> **REQUIREMENTS**
All of the listing below must be repeated word for word. Pictures are the only thing to omit.

____________________

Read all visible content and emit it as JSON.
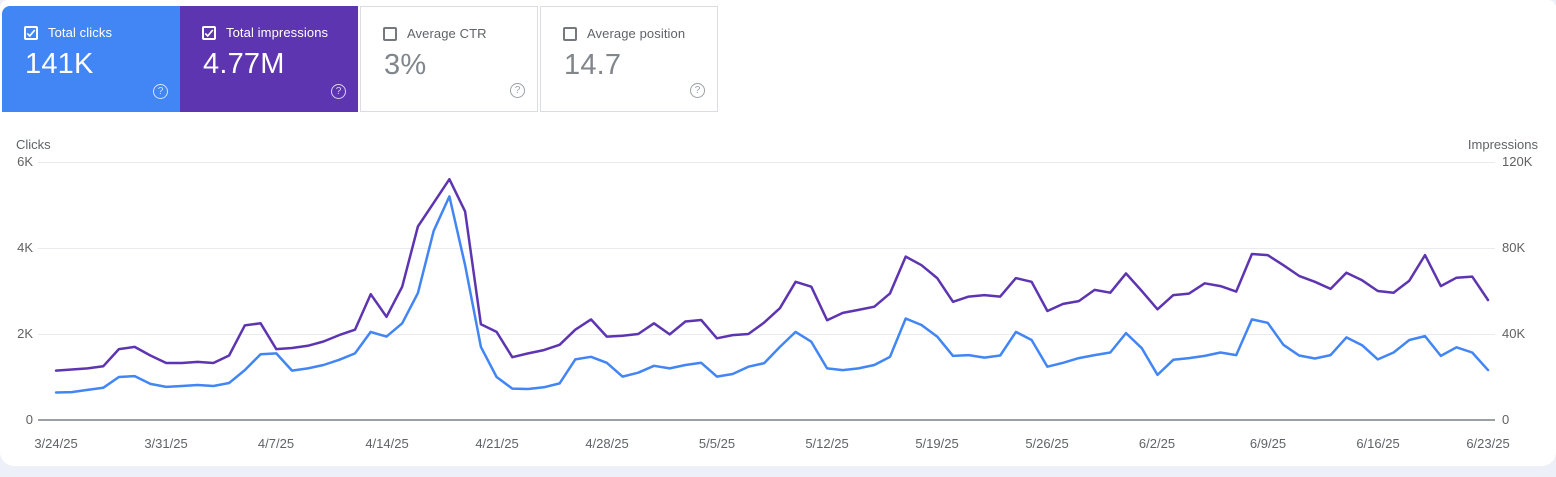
{
  "page": {
    "background": "#edf0f8",
    "panel_background": "#ffffff"
  },
  "icons": {
    "help": "?",
    "checkbox_checked": "check-mark",
    "checkbox_unchecked": "empty-box"
  },
  "cards": [
    {
      "label": "Total clicks",
      "value": "141K",
      "checked": true,
      "color": "#4285f4"
    },
    {
      "label": "Total impressions",
      "value": "4.77M",
      "checked": true,
      "color": "#5e35b1"
    },
    {
      "label": "Average CTR",
      "value": "3%",
      "checked": false
    },
    {
      "label": "Average position",
      "value": "14.7",
      "checked": false
    }
  ],
  "chart_data": {
    "type": "line",
    "x_resolution": "daily",
    "x_labels": [
      "3/24/25",
      "3/31/25",
      "4/7/25",
      "4/14/25",
      "4/21/25",
      "4/28/25",
      "5/5/25",
      "5/12/25",
      "5/19/25",
      "5/26/25",
      "6/2/25",
      "6/9/25",
      "6/16/25",
      "6/23/25"
    ],
    "left_axis": {
      "title": "Clicks",
      "ticks": [
        "6K",
        "4K",
        "2K",
        "0"
      ],
      "min": 0,
      "max": 6000
    },
    "right_axis": {
      "title": "Impressions",
      "ticks": [
        "120K",
        "80K",
        "40K",
        "0"
      ],
      "min": 0,
      "max": 120000
    },
    "grid": "horizontal",
    "legend": "none",
    "series": [
      {
        "name": "Clicks",
        "axis": "left",
        "color": "#4285f4",
        "values": [
          640,
          650,
          700,
          750,
          1000,
          1020,
          840,
          770,
          790,
          815,
          790,
          860,
          1160,
          1530,
          1550,
          1150,
          1200,
          1280,
          1400,
          1550,
          2050,
          1940,
          2250,
          2950,
          4400,
          5200,
          3600,
          1700,
          1000,
          730,
          720,
          760,
          850,
          1410,
          1470,
          1330,
          1010,
          1100,
          1260,
          1200,
          1280,
          1330,
          1010,
          1070,
          1240,
          1320,
          1700,
          2050,
          1820,
          1200,
          1160,
          1200,
          1280,
          1470,
          2360,
          2210,
          1940,
          1490,
          1510,
          1450,
          1500,
          2050,
          1860,
          1240,
          1330,
          1440,
          1510,
          1570,
          2020,
          1670,
          1050,
          1400,
          1440,
          1490,
          1570,
          1510,
          2340,
          2260,
          1750,
          1500,
          1430,
          1510,
          1920,
          1740,
          1410,
          1570,
          1860,
          1950,
          1490,
          1690,
          1570,
          1160
        ]
      },
      {
        "name": "Impressions",
        "axis": "right",
        "color": "#5e35b1",
        "values": [
          23000,
          23500,
          24000,
          25000,
          33000,
          34000,
          30000,
          26500,
          26500,
          27000,
          26500,
          30000,
          44000,
          45000,
          33000,
          33500,
          34500,
          36500,
          39500,
          42000,
          58500,
          48000,
          62000,
          90000,
          101000,
          112000,
          97000,
          44500,
          41000,
          29200,
          31000,
          32500,
          35000,
          42000,
          46800,
          38800,
          39200,
          40000,
          45000,
          39800,
          45800,
          46500,
          38000,
          39500,
          40000,
          45300,
          52000,
          64300,
          62000,
          46400,
          49800,
          51200,
          52700,
          58900,
          76000,
          72000,
          66000,
          55000,
          57400,
          58100,
          57400,
          66000,
          64300,
          50700,
          54000,
          55300,
          60500,
          59200,
          68200,
          60000,
          51500,
          58100,
          58800,
          63600,
          62300,
          59700,
          77200,
          76700,
          72000,
          67000,
          64300,
          61000,
          68500,
          65000,
          60000,
          59200,
          64800,
          76700,
          62300,
          66200,
          66700,
          55800
        ]
      }
    ]
  }
}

____________________

> **OUTPUT OF THE TASK**
Read all visible content and emit it as JSON.
{
  "page": {
    "background": "#edf0f8",
    "panel_background": "#ffffff"
  },
  "icons": {
    "help": "?",
    "checkbox_checked": "check-mark",
    "checkbox_unchecked": "empty-box"
  },
  "cards": [
    {
      "label": "Total clicks",
      "value": "141K",
      "checked": true,
      "color": "#4285f4"
    },
    {
      "label": "Total impressions",
      "value": "4.77M",
      "checked": true,
      "color": "#5e35b1"
    },
    {
      "label": "Average CTR",
      "value": "3%",
      "checked": false
    },
    {
      "label": "Average position",
      "value": "14.7",
      "checked": false
    }
  ],
  "chart_data": {
    "type": "line",
    "x_resolution": "daily",
    "x_labels": [
      "3/24/25",
      "3/31/25",
      "4/7/25",
      "4/14/25",
      "4/21/25",
      "4/28/25",
      "5/5/25",
      "5/12/25",
      "5/19/25",
      "5/26/25",
      "6/2/25",
      "6/9/25",
      "6/16/25",
      "6/23/25"
    ],
    "left_axis": {
      "title": "Clicks",
      "ticks": [
        "6K",
        "4K",
        "2K",
        "0"
      ],
      "min": 0,
      "max": 6000
    },
    "right_axis": {
      "title": "Impressions",
      "ticks": [
        "120K",
        "80K",
        "40K",
        "0"
      ],
      "min": 0,
      "max": 120000
    },
    "grid": "horizontal",
    "legend": "none",
    "series": [
      {
        "name": "Clicks",
        "axis": "left",
        "color": "#4285f4",
        "values": [
          640,
          650,
          700,
          750,
          1000,
          1020,
          840,
          770,
          790,
          815,
          790,
          860,
          1160,
          1530,
          1550,
          1150,
          1200,
          1280,
          1400,
          1550,
          2050,
          1940,
          2250,
          2950,
          4400,
          5200,
          3600,
          1700,
          1000,
          730,
          720,
          760,
          850,
          1410,
          1470,
          1330,
          1010,
          1100,
          1260,
          1200,
          1280,
          1330,
          1010,
          1070,
          1240,
          1320,
          1700,
          2050,
          1820,
          1200,
          1160,
          1200,
          1280,
          1470,
          2360,
          2210,
          1940,
          1490,
          1510,
          1450,
          1500,
          2050,
          1860,
          1240,
          1330,
          1440,
          1510,
          1570,
          2020,
          1670,
          1050,
          1400,
          1440,
          1490,
          1570,
          1510,
          2340,
          2260,
          1750,
          1500,
          1430,
          1510,
          1920,
          1740,
          1410,
          1570,
          1860,
          1950,
          1490,
          1690,
          1570,
          1160
        ]
      },
      {
        "name": "Impressions",
        "axis": "right",
        "color": "#5e35b1",
        "values": [
          23000,
          23500,
          24000,
          25000,
          33000,
          34000,
          30000,
          26500,
          26500,
          27000,
          26500,
          30000,
          44000,
          45000,
          33000,
          33500,
          34500,
          36500,
          39500,
          42000,
          58500,
          48000,
          62000,
          90000,
          101000,
          112000,
          97000,
          44500,
          41000,
          29200,
          31000,
          32500,
          35000,
          42000,
          46800,
          38800,
          39200,
          40000,
          45000,
          39800,
          45800,
          46500,
          38000,
          39500,
          40000,
          45300,
          52000,
          64300,
          62000,
          46400,
          49800,
          51200,
          52700,
          58900,
          76000,
          72000,
          66000,
          55000,
          57400,
          58100,
          57400,
          66000,
          64300,
          50700,
          54000,
          55300,
          60500,
          59200,
          68200,
          60000,
          51500,
          58100,
          58800,
          63600,
          62300,
          59700,
          77200,
          76700,
          72000,
          67000,
          64300,
          61000,
          68500,
          65000,
          60000,
          59200,
          64800,
          76700,
          62300,
          66200,
          66700,
          55800
        ]
      }
    ]
  }
}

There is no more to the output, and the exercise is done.